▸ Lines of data
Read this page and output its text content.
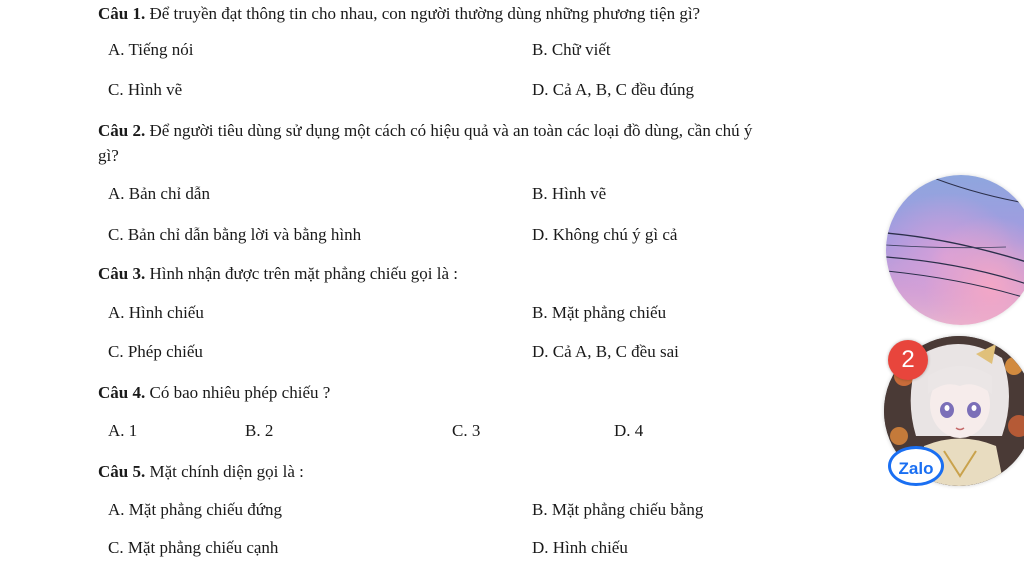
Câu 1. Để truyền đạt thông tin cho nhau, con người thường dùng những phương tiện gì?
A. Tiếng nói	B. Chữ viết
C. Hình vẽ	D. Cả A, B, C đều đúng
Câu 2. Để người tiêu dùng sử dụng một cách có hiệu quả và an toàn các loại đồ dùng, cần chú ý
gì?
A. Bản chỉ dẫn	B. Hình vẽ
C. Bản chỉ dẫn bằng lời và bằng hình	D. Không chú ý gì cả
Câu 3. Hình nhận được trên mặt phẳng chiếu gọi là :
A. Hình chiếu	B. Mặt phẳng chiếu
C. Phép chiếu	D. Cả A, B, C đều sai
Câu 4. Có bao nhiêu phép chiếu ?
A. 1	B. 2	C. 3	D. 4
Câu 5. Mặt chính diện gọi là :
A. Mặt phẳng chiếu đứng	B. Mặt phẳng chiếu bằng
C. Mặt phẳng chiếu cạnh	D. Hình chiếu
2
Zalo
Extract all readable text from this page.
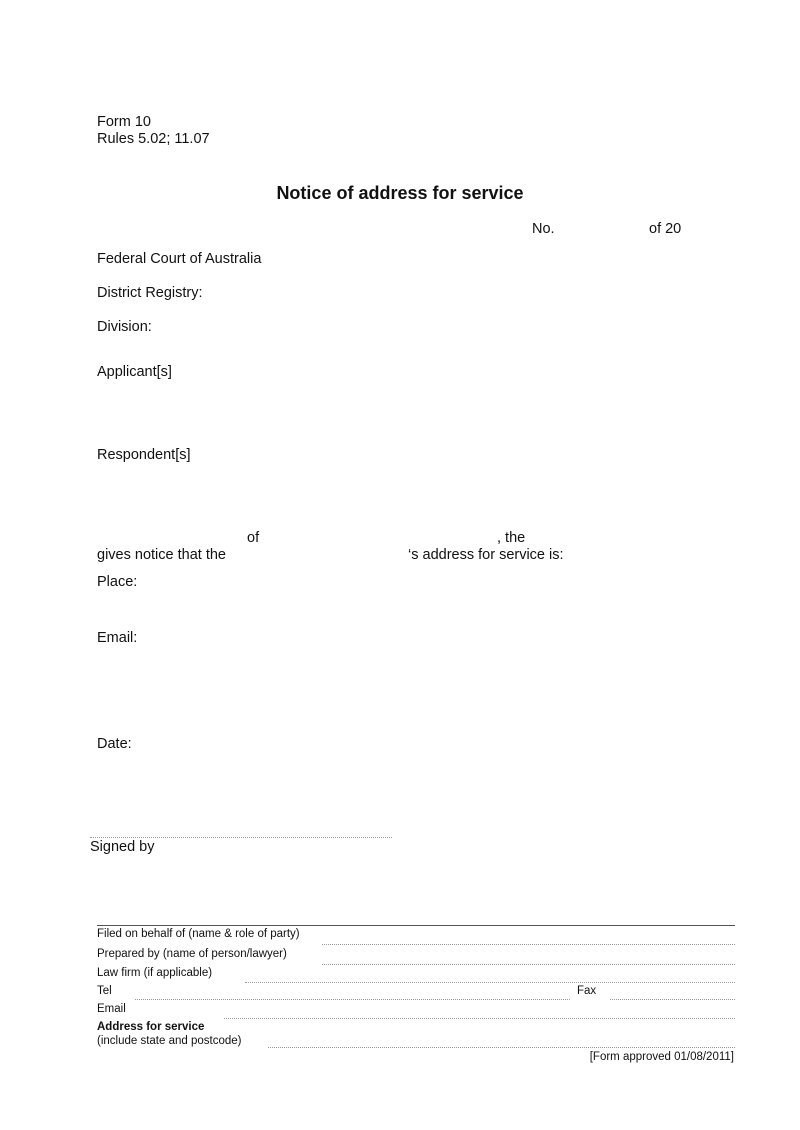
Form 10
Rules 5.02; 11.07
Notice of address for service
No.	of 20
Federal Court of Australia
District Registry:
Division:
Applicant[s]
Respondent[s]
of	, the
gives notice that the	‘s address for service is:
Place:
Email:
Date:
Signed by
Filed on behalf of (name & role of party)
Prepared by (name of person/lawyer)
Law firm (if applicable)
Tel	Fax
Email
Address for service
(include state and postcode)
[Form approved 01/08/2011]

▸ WORK INSTRUCTIONS
Please write out all the data again word for word, but not the pictures.

▸ ANSWER TO THIS PROBLEM
Read this page and output its text content.
Câu 1. Để truyền đạt thông tin cho nhau, con người thường dùng những phương tiện gì?
A. Tiếng nói	B. Chữ viết
C. Hình vẽ	D. Cả A, B, C đều đúng
Câu 2. Để người tiêu dùng sử dụng một cách có hiệu quả và an toàn các loại đồ dùng, cần chú ý
gì?
A. Bản chỉ dẫn	B. Hình vẽ
C. Bản chỉ dẫn bằng lời và bằng hình	D. Không chú ý gì cả
Câu 3. Hình nhận được trên mặt phẳng chiếu gọi là :
A. Hình chiếu	B. Mặt phẳng chiếu
C. Phép chiếu	D. Cả A, B, C đều sai
Câu 4. Có bao nhiêu phép chiếu ?
A. 1	B. 2	C. 3	D. 4
Câu 5. Mặt chính diện gọi là :
A. Mặt phẳng chiếu đứng	B. Mặt phẳng chiếu bằng
C. Mặt phẳng chiếu cạnh	D. Hình chiếu
2
Zalo
Extract all readable text from this page.
Form 10
Rules 5.02; 11.07
Notice of address for service
No.	of 20
Federal Court of Australia
District Registry:
Division:
Applicant[s]
Respondent[s]
of	, the
gives notice that the	‘s address for service is:
Place:
Email:
Date:
Signed by
Filed on behalf of (name & role of party)
Prepared by (name of person/lawyer)
Law firm (if applicable)
Tel	Fax
Email
Address for service
(include state and postcode)
[Form approved 01/08/2011]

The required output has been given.